[START]

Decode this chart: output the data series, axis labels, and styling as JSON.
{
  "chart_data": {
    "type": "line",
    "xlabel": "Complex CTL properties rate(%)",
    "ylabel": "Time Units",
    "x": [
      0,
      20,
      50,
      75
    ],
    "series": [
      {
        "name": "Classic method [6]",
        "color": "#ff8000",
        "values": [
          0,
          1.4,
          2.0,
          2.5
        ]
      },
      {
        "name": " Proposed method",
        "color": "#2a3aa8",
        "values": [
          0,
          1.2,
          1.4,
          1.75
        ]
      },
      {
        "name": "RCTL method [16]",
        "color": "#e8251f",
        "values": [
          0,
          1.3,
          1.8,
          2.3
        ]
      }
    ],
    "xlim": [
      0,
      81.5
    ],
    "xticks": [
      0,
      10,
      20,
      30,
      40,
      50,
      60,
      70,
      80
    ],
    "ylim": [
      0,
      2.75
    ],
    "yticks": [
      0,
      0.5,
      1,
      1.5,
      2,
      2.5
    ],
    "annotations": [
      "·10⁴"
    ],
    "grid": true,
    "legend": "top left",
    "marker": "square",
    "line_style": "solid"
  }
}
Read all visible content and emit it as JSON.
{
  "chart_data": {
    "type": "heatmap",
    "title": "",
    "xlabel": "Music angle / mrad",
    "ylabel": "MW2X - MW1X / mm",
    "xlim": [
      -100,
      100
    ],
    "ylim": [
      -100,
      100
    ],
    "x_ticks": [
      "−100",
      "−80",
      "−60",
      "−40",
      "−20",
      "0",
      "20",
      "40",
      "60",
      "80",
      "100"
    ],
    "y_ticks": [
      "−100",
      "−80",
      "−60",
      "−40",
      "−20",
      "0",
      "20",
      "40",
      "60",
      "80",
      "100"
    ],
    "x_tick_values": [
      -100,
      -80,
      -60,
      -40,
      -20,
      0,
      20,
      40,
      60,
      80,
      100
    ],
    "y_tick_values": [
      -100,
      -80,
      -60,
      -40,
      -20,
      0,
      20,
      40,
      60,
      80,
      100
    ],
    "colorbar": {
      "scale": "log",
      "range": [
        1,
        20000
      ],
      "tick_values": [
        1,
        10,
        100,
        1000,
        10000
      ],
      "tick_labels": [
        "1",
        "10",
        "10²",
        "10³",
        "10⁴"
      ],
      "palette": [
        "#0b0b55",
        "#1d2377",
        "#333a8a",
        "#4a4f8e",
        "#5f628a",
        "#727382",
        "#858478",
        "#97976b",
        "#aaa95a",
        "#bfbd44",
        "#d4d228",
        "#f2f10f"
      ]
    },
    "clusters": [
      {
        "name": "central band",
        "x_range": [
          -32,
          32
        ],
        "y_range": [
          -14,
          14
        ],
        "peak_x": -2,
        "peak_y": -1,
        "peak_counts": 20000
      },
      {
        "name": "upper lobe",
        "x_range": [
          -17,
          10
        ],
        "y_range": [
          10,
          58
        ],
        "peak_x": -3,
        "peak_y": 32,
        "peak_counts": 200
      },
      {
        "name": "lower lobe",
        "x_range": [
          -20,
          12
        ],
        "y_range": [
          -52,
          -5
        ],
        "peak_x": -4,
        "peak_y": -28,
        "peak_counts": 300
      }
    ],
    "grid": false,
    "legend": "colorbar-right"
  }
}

[END]

Go through the records line by line and count those containing the string "ylabel". Give only the total.

2